> Objective: Every line below should be repeated exactly.

> Input:
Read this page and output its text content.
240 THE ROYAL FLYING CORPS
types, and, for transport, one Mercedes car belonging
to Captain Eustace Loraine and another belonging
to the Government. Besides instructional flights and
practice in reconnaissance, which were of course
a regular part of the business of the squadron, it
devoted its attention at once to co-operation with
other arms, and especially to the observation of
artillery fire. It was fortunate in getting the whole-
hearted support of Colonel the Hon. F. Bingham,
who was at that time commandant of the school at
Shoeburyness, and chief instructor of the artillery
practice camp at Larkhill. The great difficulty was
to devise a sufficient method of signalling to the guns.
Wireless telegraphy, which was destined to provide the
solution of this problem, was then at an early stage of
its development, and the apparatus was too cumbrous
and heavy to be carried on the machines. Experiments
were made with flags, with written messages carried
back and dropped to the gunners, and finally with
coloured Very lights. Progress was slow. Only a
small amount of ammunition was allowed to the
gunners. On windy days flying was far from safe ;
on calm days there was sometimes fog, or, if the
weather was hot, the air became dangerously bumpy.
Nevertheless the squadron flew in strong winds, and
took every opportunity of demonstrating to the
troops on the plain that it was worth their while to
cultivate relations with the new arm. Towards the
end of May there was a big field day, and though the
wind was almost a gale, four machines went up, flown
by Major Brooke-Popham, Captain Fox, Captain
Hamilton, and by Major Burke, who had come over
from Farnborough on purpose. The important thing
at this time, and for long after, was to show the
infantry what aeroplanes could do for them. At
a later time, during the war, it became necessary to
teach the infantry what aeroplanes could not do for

> Solution:
Read this page and output its text content.
240 THE ROYAL FLYING CORPS
types, and, for transport, one Mercedes car belonging
to Captain Eustace Loraine and another belonging
to the Government. Besides instructional flights and
practice in reconnaissance, which were of course
a regular part of the business of the squadron, it
devoted its attention at once to co-operation with
other arms, and especially to the observation of
artillery fire. It was fortunate in getting the whole-
hearted support of Colonel the Hon. F. Bingham,
who was at that time commandant of the school at
Shoeburyness, and chief instructor of the artillery
practice camp at Larkhill. The great difficulty was
to devise a sufficient method of signalling to the guns.
Wireless telegraphy, which was destined to provide the
solution of this problem, was then at an early stage of
its development, and the apparatus was too cumbrous
and heavy to be carried on the machines. Experiments
were made with flags, with written messages carried
back and dropped to the gunners, and finally with
coloured Very lights. Progress was slow. Only a
small amount of ammunition was allowed to the
gunners. On windy days flying was far from safe ;
on calm days there was sometimes fog, or, if the
weather was hot, the air became dangerously bumpy.
Nevertheless the squadron flew in strong winds, and
took every opportunity of demonstrating to the
troops on the plain that it was worth their while to
cultivate relations with the new arm. Towards the
end of May there was a big field day, and though the
wind was almost a gale, four machines went up, flown
by Major Brooke-Popham, Captain Fox, Captain
Hamilton, and by Major Burke, who had come over
from Farnborough on purpose. The important thing
at this time, and for long after, was to show the
infantry what aeroplanes could do for them. At
a later time, during the war, it became necessary to
teach the infantry what aeroplanes could not do for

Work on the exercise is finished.